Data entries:
* * *

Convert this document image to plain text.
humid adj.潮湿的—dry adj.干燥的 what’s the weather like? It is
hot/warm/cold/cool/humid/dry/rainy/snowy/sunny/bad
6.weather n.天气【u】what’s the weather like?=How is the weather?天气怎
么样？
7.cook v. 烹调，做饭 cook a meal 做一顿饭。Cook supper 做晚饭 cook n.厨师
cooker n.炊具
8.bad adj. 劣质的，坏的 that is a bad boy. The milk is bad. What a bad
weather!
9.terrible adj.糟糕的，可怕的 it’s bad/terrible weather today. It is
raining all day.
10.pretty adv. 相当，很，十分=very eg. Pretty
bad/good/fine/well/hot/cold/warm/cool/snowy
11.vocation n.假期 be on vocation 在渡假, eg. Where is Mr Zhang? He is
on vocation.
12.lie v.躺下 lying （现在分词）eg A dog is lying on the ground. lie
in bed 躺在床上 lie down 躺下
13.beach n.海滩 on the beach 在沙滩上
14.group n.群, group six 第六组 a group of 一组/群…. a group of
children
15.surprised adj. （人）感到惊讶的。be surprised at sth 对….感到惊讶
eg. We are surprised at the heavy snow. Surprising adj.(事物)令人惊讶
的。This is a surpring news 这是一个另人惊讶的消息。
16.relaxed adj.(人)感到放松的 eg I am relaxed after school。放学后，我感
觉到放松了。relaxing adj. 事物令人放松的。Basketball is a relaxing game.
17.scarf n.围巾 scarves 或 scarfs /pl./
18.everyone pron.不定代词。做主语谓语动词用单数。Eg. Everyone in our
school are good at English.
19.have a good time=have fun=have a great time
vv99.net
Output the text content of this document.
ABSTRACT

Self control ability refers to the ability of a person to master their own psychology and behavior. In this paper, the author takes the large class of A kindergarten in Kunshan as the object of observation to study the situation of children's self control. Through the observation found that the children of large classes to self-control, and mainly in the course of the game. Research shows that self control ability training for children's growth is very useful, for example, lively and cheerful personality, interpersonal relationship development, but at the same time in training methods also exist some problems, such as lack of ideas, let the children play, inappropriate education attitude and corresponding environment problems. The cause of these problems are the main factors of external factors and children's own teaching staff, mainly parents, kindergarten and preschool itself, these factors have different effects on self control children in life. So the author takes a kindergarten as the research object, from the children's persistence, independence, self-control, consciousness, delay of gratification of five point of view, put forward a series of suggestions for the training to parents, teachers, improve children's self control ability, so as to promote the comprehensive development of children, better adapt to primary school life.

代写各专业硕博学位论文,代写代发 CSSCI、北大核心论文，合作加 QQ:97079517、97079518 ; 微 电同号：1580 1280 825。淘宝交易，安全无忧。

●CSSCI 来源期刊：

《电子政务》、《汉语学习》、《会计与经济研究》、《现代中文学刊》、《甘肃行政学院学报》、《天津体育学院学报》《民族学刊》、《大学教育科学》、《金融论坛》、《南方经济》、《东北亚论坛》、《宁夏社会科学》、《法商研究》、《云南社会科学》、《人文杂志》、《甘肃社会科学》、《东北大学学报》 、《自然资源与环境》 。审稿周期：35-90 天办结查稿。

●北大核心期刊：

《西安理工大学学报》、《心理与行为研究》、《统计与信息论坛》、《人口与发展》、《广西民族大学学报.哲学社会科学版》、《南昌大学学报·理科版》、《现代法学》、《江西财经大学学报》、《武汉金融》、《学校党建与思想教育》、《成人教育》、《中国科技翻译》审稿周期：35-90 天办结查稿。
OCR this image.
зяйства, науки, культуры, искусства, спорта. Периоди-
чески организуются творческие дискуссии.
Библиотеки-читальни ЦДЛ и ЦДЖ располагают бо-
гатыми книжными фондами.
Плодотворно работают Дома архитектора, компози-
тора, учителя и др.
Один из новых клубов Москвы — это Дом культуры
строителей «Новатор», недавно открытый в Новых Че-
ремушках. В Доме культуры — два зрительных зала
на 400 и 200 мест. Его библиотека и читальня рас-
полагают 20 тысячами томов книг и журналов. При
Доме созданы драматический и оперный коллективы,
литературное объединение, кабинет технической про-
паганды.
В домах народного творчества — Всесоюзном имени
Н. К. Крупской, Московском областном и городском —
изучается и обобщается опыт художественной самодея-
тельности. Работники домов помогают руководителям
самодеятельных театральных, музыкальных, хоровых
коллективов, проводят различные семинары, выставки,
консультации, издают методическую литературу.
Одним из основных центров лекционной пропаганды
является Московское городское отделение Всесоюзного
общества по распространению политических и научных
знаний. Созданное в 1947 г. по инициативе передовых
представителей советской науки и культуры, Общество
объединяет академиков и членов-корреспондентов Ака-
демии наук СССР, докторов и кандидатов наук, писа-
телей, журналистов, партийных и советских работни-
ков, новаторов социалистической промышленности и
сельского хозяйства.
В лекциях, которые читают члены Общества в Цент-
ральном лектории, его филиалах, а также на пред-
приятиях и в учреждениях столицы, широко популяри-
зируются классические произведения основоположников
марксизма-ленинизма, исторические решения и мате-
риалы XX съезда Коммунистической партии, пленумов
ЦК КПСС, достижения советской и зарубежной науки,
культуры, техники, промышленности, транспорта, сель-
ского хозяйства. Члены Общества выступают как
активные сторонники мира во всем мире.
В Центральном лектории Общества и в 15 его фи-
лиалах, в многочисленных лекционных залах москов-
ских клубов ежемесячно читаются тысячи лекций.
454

* * *

PROBLEM REQUIREMENTS — Where a line of the entries contains the word "审稿周期", copy that line.

SOLVED EXERCISE —
《电子政务》、《汉语学习》、《会计与经济研究》、《现代中文学刊》、《甘肃行政学院学报》、《天津体育学院学报》《民族学刊》、《大学教育科学》、《金融论坛》、《南方经济》、《东北亚论坛》、《宁夏社会科学》、《法商研究》、《云南社会科学》、《人文杂志》、《甘肃社会科学》、《东北大学学报》 、《自然资源与环境》 。审稿周期：35-90 天办结查稿。
《西安理工大学学报》、《心理与行为研究》、《统计与信息论坛》、《人口与发展》、《广西民族大学学报.哲学社会科学版》、《南昌大学学报·理科版》、《现代法学》、《江西财经大学学报》、《武汉金融》、《学校党建与思想教育》、《成人教育》、《中国科技翻译》审稿周期：35-90 天办结查稿。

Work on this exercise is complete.